* [Given instruction]
In the material below, find all lines with the string "value" and copy them.

* [Dataset content]
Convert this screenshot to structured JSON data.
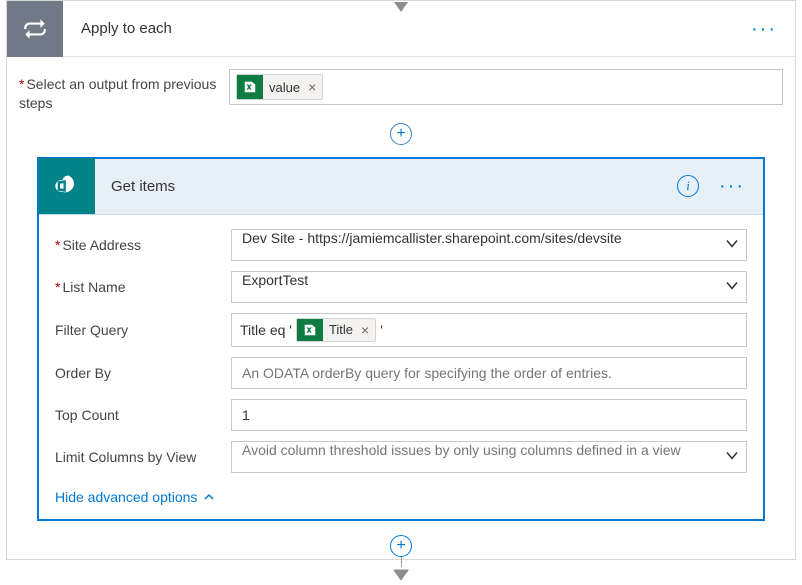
{
  "applyToEach": {
    "title": "Apply to each",
    "pickerLabel": "Select an output from previous steps",
    "token": {
      "label": "value",
      "icon": "excel"
    }
  },
  "getItems": {
    "title": "Get items",
    "fields": {
      "siteAddress": {
        "label": "Site Address",
        "value": "Dev Site - https://jamiemcallister.sharepoint.com/sites/devsite"
      },
      "listName": {
        "label": "List Name",
        "value": "ExportTest"
      },
      "filterQuery": {
        "label": "Filter Query",
        "prefix": "Title eq '",
        "token": {
          "label": "Title",
          "icon": "excel"
        },
        "suffix": "'"
      },
      "orderBy": {
        "label": "Order By",
        "placeholder": "An ODATA orderBy query for specifying the order of entries."
      },
      "topCount": {
        "label": "Top Count",
        "value": "1"
      },
      "limitColumns": {
        "label": "Limit Columns by View",
        "value": "Avoid column threshold issues by only using columns defined in a view"
      }
    },
    "hideAdvanced": "Hide advanced options"
  }
}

* [Exercise solution]
      "label": "value",
        "value": "Dev Site - https://jamiemcallister.sharepoint.com/sites/devsite"
        "value": "ExportTest"
        "value": "1"
        "value": "Avoid column threshold issues by only using columns defined in a view"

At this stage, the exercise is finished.